Written instruction:
Using the records below, report how many lines hold "content", with no extra text.

[Records from a dataset]
** Start **

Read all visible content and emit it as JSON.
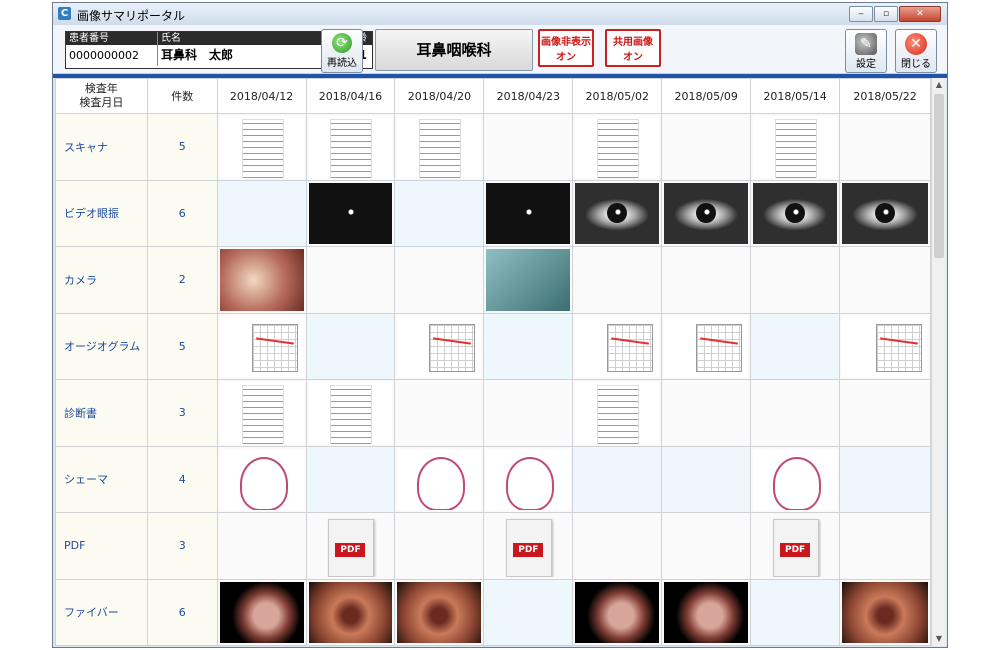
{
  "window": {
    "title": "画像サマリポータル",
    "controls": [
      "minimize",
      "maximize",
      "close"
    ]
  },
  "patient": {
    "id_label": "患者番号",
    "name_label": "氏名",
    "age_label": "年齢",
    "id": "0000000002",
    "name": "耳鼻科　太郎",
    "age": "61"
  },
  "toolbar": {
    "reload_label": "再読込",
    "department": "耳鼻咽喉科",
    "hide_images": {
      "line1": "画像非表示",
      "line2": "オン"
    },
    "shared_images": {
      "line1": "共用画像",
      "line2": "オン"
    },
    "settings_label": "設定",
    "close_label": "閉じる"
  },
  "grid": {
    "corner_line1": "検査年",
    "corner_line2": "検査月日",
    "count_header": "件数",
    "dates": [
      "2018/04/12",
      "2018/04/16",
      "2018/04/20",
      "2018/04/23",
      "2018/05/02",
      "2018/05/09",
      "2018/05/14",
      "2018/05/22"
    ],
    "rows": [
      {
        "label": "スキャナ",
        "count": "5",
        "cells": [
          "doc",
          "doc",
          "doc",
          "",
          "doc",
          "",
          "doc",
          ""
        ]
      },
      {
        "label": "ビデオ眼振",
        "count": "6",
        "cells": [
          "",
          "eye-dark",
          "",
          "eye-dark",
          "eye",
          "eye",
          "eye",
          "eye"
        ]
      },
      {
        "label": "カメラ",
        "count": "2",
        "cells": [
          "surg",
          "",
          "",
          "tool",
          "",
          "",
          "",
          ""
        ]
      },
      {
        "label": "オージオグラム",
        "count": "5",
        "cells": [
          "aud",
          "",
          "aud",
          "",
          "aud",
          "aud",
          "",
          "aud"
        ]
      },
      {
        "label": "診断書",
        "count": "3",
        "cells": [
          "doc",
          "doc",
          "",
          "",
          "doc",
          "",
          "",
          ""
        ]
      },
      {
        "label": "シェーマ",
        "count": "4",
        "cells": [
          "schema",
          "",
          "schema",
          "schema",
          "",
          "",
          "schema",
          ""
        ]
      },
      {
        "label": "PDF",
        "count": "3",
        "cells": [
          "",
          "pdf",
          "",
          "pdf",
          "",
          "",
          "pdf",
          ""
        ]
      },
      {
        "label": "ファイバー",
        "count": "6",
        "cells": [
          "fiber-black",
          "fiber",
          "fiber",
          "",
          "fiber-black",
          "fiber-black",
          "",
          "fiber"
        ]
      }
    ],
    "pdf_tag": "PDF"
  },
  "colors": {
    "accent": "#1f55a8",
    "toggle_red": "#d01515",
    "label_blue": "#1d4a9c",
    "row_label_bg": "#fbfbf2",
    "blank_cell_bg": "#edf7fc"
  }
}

** End **
** Start **

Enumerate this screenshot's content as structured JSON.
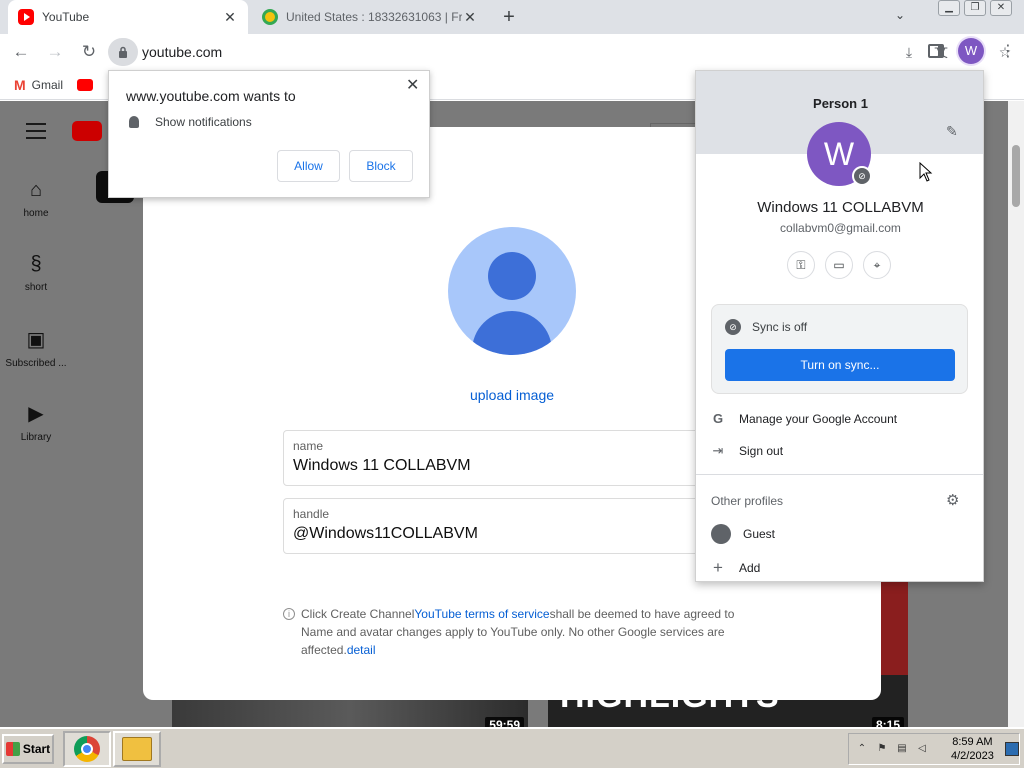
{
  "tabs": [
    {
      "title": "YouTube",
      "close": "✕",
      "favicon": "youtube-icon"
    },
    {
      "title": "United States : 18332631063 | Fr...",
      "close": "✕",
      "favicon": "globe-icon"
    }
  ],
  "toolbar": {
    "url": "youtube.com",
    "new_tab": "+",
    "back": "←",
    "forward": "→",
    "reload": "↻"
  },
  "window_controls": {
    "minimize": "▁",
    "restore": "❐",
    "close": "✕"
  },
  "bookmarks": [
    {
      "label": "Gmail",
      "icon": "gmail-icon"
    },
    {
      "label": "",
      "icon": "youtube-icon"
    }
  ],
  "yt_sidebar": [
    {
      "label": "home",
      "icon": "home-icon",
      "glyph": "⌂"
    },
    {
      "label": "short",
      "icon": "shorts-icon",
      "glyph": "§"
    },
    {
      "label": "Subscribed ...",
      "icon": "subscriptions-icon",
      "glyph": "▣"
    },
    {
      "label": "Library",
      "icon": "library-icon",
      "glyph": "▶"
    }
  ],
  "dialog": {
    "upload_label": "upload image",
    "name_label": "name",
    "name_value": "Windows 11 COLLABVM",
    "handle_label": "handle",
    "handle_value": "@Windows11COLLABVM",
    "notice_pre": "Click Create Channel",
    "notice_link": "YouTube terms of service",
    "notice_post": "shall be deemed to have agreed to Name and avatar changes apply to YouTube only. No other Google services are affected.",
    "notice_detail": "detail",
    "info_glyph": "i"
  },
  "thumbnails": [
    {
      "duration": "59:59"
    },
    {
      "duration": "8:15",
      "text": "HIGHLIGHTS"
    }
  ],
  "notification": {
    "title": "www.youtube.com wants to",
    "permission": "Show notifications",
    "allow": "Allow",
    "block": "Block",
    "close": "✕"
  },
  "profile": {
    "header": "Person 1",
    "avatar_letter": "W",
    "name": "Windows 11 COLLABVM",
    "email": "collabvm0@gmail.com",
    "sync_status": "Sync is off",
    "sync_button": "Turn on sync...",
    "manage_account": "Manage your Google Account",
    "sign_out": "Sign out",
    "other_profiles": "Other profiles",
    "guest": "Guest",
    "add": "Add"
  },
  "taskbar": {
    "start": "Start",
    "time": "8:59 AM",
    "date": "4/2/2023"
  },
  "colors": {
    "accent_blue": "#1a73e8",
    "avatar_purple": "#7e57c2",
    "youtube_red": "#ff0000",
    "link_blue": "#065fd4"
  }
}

** End **

Reply:
2